[Stored records]
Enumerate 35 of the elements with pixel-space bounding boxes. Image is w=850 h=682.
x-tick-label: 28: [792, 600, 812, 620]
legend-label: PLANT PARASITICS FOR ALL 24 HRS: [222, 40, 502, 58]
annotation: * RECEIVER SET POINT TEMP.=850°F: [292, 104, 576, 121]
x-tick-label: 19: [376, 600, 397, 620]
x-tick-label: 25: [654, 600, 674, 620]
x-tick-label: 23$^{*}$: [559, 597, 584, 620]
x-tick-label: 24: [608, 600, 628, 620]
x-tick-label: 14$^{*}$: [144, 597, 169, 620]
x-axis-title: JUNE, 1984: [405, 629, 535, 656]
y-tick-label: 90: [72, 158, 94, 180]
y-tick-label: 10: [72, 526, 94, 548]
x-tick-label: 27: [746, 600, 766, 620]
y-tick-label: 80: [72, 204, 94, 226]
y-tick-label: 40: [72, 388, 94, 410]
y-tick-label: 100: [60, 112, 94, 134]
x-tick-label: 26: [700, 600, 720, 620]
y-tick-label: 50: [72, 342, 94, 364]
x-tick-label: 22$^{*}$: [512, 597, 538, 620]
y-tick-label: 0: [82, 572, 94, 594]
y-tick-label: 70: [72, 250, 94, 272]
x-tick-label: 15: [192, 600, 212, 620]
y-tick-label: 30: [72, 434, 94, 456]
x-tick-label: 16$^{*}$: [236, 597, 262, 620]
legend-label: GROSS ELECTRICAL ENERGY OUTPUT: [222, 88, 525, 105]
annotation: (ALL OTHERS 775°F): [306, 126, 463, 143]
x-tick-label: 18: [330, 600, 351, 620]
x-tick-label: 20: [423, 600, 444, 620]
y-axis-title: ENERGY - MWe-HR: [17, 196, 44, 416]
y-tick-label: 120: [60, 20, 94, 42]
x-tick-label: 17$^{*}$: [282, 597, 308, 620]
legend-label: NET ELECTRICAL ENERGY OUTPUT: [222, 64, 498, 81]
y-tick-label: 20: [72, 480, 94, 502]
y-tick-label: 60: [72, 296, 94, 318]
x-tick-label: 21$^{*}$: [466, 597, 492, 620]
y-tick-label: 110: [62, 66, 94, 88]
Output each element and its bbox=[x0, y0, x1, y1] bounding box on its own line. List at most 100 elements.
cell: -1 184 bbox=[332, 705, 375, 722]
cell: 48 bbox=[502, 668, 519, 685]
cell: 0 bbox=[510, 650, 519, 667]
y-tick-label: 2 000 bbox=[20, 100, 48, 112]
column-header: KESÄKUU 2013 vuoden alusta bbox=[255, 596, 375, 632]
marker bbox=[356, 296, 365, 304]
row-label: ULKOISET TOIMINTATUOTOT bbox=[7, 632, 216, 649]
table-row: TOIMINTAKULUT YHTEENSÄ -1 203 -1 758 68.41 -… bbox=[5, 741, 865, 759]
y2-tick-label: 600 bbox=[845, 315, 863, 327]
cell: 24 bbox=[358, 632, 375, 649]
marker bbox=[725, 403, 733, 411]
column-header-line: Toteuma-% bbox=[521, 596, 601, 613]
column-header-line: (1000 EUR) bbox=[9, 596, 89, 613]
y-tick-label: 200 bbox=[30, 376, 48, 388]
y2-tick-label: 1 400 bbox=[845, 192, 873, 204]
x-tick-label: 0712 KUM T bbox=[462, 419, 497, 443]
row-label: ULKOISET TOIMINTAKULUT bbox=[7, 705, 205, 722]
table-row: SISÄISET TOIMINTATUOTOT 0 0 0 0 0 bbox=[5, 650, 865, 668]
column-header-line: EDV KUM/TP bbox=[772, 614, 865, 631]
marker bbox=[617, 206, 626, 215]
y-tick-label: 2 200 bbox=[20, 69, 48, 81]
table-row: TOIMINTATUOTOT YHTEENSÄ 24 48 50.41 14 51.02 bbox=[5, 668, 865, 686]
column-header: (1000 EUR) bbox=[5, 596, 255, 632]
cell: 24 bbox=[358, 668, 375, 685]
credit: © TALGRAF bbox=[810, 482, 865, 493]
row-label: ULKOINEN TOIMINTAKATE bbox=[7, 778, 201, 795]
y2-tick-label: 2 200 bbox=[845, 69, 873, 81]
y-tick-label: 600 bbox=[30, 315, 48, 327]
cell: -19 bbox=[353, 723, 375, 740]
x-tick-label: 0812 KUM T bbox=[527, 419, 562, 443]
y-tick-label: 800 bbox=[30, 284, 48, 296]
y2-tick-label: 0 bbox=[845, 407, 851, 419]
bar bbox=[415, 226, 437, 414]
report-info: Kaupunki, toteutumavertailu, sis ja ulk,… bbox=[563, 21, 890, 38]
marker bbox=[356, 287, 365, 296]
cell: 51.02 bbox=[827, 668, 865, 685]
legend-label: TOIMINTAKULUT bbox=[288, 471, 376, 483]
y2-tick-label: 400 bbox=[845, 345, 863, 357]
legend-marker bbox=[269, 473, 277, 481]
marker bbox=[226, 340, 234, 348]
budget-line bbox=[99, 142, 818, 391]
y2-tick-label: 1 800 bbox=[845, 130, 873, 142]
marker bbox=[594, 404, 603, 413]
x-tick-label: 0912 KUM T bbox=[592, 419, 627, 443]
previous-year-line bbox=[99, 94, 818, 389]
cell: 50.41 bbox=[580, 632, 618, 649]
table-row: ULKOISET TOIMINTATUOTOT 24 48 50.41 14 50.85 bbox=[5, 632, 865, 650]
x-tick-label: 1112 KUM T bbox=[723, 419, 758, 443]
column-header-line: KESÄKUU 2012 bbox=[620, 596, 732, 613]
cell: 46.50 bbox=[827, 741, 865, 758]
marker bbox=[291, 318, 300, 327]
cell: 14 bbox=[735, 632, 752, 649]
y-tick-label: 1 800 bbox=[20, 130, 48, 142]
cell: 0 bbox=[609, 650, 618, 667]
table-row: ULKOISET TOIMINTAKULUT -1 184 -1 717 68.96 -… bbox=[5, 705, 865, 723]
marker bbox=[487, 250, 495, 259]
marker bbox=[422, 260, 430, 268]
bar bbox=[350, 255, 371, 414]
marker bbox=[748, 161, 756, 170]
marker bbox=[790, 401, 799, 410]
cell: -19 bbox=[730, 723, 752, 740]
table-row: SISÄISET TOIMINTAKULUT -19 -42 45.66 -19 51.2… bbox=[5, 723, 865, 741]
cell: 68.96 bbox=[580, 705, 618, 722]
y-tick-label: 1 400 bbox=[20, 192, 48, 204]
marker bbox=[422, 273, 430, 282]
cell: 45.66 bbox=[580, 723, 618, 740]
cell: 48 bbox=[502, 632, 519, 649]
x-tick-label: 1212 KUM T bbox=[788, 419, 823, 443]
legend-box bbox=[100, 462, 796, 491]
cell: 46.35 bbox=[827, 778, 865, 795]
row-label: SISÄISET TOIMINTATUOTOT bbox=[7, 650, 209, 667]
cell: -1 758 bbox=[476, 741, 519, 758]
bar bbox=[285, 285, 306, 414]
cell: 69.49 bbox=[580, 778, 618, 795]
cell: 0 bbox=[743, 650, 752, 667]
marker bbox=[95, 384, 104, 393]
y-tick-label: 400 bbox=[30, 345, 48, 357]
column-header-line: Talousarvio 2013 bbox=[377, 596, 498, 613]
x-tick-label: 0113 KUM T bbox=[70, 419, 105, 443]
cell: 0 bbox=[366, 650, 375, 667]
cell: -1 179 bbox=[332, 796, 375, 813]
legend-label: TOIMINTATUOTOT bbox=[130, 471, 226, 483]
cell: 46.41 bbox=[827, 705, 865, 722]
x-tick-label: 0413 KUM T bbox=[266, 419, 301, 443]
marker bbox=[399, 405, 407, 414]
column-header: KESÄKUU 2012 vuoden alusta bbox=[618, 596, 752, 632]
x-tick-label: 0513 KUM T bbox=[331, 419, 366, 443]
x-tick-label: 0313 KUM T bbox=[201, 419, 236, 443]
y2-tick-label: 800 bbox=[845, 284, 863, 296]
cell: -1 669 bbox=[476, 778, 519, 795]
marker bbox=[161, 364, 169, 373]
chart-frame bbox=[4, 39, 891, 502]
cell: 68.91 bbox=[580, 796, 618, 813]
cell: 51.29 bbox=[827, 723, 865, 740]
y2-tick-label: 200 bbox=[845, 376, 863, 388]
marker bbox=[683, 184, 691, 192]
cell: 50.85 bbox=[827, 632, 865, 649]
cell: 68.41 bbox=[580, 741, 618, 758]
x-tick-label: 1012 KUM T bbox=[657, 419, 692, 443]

→ **Exercise prompt**
Reproduce the records verbatim, beginning with the first line and stopping after the line that contains "annotation: * RECEIVER", with both of those lines included.

→ **Task result**
Enumerate 35 of the elements with pixel-space bounding boxes. Image is w=850 h=682.
x-tick-label: 28: [792, 600, 812, 620]
legend-label: PLANT PARASITICS FOR ALL 24 HRS: [222, 40, 502, 58]
annotation: * RECEIVER SET POINT TEMP.=850°F: [292, 104, 576, 121]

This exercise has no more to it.